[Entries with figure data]
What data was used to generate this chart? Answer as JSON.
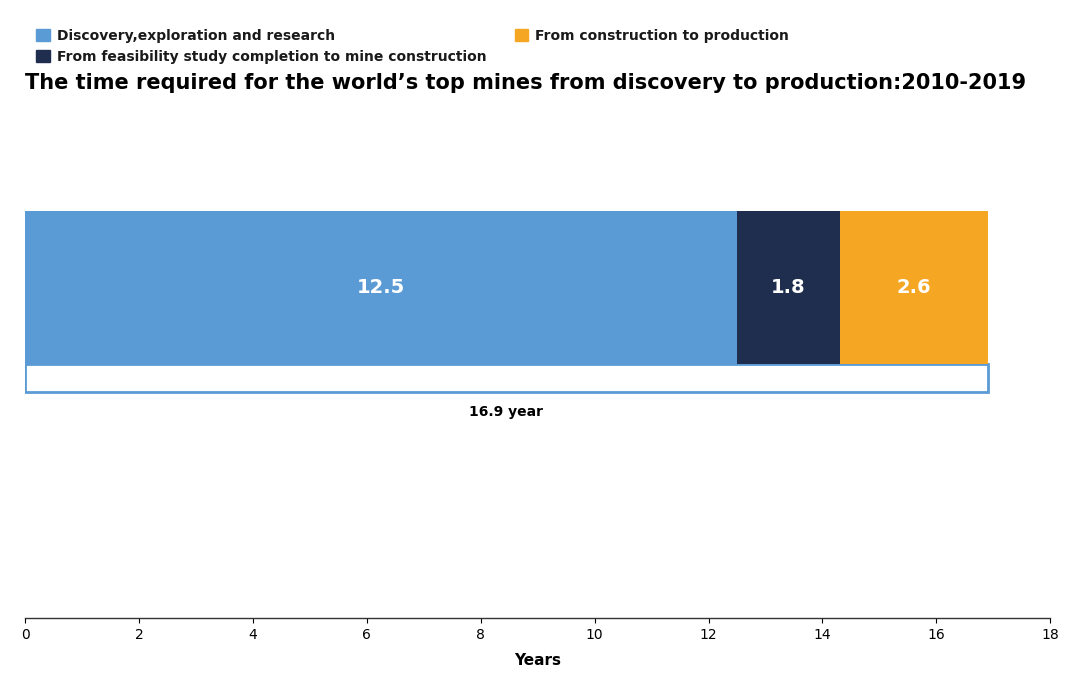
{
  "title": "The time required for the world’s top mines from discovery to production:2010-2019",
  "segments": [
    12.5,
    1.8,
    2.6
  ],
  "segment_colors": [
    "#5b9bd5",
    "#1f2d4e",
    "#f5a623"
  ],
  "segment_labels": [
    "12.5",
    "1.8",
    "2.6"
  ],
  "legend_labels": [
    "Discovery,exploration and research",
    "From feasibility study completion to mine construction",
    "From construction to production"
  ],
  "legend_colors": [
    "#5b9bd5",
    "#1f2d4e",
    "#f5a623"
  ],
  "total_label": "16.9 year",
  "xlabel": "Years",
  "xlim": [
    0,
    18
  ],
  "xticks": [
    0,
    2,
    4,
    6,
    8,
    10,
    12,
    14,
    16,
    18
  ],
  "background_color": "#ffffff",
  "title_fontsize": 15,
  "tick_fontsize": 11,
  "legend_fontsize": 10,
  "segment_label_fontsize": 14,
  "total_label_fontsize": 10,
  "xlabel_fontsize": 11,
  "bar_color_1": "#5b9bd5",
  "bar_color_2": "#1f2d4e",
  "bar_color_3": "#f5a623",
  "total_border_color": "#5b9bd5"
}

...

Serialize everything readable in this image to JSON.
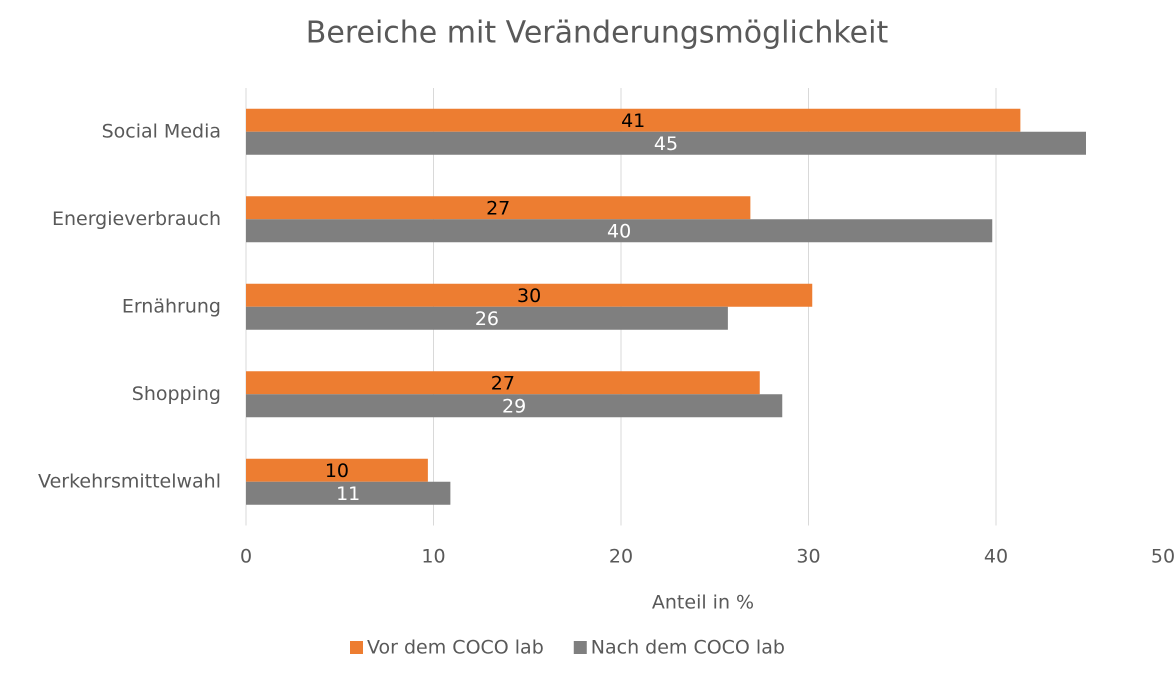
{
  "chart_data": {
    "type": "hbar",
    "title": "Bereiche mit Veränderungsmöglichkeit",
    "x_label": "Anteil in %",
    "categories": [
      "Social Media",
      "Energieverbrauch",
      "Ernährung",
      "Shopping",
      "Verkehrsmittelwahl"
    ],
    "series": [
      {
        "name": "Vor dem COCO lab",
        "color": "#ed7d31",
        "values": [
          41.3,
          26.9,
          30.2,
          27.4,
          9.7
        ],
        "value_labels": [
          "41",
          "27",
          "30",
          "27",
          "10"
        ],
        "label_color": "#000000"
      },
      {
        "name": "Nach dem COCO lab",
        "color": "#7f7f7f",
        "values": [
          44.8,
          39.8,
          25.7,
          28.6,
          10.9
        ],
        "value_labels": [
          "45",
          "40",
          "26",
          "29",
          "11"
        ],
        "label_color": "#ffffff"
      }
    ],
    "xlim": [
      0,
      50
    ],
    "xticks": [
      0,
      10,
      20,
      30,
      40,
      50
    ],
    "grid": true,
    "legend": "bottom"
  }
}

- **WHAT IS ASKED**: Of all the lines above, how many contain the word "ffffff"? Give the number and nothing else.

- **OUTPUT BELOW**: 2